━━━ Records shown ━━━

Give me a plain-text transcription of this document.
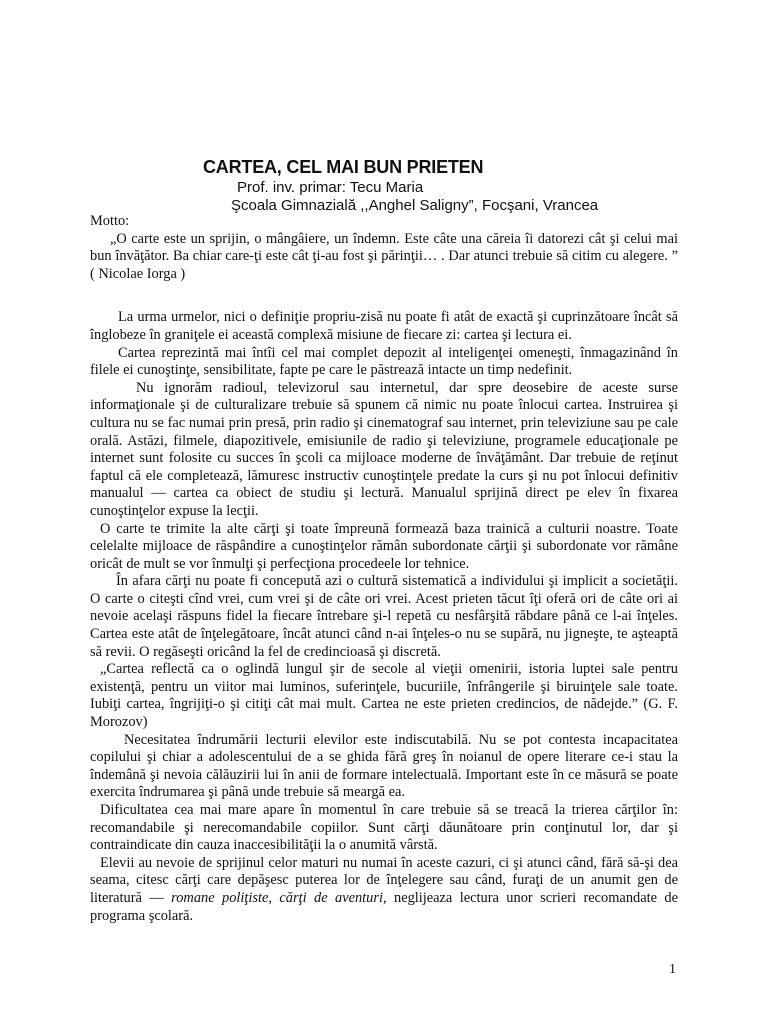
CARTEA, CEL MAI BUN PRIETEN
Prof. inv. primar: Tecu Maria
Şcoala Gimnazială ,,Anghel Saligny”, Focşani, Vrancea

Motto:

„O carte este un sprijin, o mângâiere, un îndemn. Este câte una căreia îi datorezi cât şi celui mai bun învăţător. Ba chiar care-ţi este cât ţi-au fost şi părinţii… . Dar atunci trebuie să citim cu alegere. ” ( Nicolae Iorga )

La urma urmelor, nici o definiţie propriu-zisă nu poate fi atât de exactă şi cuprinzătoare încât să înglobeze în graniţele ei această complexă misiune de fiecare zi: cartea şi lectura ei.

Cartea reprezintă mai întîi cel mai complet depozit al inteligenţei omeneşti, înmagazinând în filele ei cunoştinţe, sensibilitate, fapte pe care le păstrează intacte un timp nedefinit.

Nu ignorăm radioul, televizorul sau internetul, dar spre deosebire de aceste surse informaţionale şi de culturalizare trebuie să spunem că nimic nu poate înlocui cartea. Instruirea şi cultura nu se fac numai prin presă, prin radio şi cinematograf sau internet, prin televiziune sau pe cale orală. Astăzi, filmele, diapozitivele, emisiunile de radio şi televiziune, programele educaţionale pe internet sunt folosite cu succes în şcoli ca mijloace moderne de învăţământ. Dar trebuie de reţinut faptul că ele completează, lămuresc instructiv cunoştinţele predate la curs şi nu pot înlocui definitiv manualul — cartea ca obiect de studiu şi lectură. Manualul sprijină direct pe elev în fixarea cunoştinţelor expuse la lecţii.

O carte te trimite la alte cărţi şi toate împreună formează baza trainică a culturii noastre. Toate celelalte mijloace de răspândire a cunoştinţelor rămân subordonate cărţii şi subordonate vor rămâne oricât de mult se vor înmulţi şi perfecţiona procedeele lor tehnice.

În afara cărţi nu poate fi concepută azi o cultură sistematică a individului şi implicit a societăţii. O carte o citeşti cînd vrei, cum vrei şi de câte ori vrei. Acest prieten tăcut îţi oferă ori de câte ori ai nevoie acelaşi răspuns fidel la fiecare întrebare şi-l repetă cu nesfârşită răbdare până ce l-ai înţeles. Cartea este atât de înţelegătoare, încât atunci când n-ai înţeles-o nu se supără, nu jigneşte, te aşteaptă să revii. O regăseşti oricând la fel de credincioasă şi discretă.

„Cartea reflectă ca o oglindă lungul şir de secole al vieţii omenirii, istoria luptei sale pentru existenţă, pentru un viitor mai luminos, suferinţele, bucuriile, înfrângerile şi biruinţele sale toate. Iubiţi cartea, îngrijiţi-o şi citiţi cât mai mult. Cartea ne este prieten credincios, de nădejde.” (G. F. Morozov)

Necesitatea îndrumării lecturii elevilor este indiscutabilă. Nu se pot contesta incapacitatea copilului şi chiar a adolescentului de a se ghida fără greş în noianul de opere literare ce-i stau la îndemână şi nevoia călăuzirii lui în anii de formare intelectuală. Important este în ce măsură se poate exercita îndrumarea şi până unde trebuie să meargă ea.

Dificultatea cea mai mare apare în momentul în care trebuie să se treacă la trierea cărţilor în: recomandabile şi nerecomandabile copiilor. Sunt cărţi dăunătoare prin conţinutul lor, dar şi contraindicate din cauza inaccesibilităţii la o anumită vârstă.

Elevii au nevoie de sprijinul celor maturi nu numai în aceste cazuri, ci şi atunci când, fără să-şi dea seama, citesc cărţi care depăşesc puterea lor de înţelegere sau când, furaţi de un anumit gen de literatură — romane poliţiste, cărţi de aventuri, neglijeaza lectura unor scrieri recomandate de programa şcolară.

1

━━━

## Work instructions
Pictures are not part of the copy; reproduce everything else in the records exactly.

## Exercise result
Give me a plain-text transcription of this document.
CARTEA, CEL MAI BUN PRIETEN
Prof. inv. primar: Tecu Maria
Şcoala Gimnazială ,,Anghel Saligny”, Focşani, Vrancea

Motto:

„O carte este un sprijin, o mângâiere, un îndemn. Este câte una căreia îi datorezi cât şi celui mai bun învăţător. Ba chiar care-ţi este cât ţi-au fost şi părinţii… . Dar atunci trebuie să citim cu alegere. ” ( Nicolae Iorga )

La urma urmelor, nici o definiţie propriu-zisă nu poate fi atât de exactă şi cuprinzătoare încât să înglobeze în graniţele ei această complexă misiune de fiecare zi: cartea şi lectura ei.

Cartea reprezintă mai întîi cel mai complet depozit al inteligenţei omeneşti, înmagazinând în filele ei cunoştinţe, sensibilitate, fapte pe care le păstrează intacte un timp nedefinit.

Nu ignorăm radioul, televizorul sau internetul, dar spre deosebire de aceste surse informaţionale şi de culturalizare trebuie să spunem că nimic nu poate înlocui cartea. Instruirea şi cultura nu se fac numai prin presă, prin radio şi cinematograf sau internet, prin televiziune sau pe cale orală. Astăzi, filmele, diapozitivele, emisiunile de radio şi televiziune, programele educaţionale pe internet sunt folosite cu succes în şcoli ca mijloace moderne de învăţământ. Dar trebuie de reţinut faptul că ele completează, lămuresc instructiv cunoştinţele predate la curs şi nu pot înlocui definitiv manualul — cartea ca obiect de studiu şi lectură. Manualul sprijină direct pe elev în fixarea cunoştinţelor expuse la lecţii.

O carte te trimite la alte cărţi şi toate împreună formează baza trainică a culturii noastre. Toate celelalte mijloace de răspândire a cunoştinţelor rămân subordonate cărţii şi subordonate vor rămâne oricât de mult se vor înmulţi şi perfecţiona procedeele lor tehnice.

În afara cărţi nu poate fi concepută azi o cultură sistematică a individului şi implicit a societăţii. O carte o citeşti cînd vrei, cum vrei şi de câte ori vrei. Acest prieten tăcut îţi oferă ori de câte ori ai nevoie acelaşi răspuns fidel la fiecare întrebare şi-l repetă cu nesfârşită răbdare până ce l-ai înţeles. Cartea este atât de înţelegătoare, încât atunci când n-ai înţeles-o nu se supără, nu jigneşte, te aşteaptă să revii. O regăseşti oricând la fel de credincioasă şi discretă.

„Cartea reflectă ca o oglindă lungul şir de secole al vieţii omenirii, istoria luptei sale pentru existenţă, pentru un viitor mai luminos, suferinţele, bucuriile, înfrângerile şi biruinţele sale toate. Iubiţi cartea, îngrijiţi-o şi citiţi cât mai mult. Cartea ne este prieten credincios, de nădejde.” (G. F. Morozov)

Necesitatea îndrumării lecturii elevilor este indiscutabilă. Nu se pot contesta incapacitatea copilului şi chiar a adolescentului de a se ghida fără greş în noianul de opere literare ce-i stau la îndemână şi nevoia călăuzirii lui în anii de formare intelectuală. Important este în ce măsură se poate exercita îndrumarea şi până unde trebuie să meargă ea.

Dificultatea cea mai mare apare în momentul în care trebuie să se treacă la trierea cărţilor în: recomandabile şi nerecomandabile copiilor. Sunt cărţi dăunătoare prin conţinutul lor, dar şi contraindicate din cauza inaccesibilităţii la o anumită vârstă.

Elevii au nevoie de sprijinul celor maturi nu numai în aceste cazuri, ci şi atunci când, fără să-şi dea seama, citesc cărţi care depăşesc puterea lor de înţelegere sau când, furaţi de un anumit gen de literatură — romane poliţiste, cărţi de aventuri, neglijeaza lectura unor scrieri recomandate de programa şcolară.

1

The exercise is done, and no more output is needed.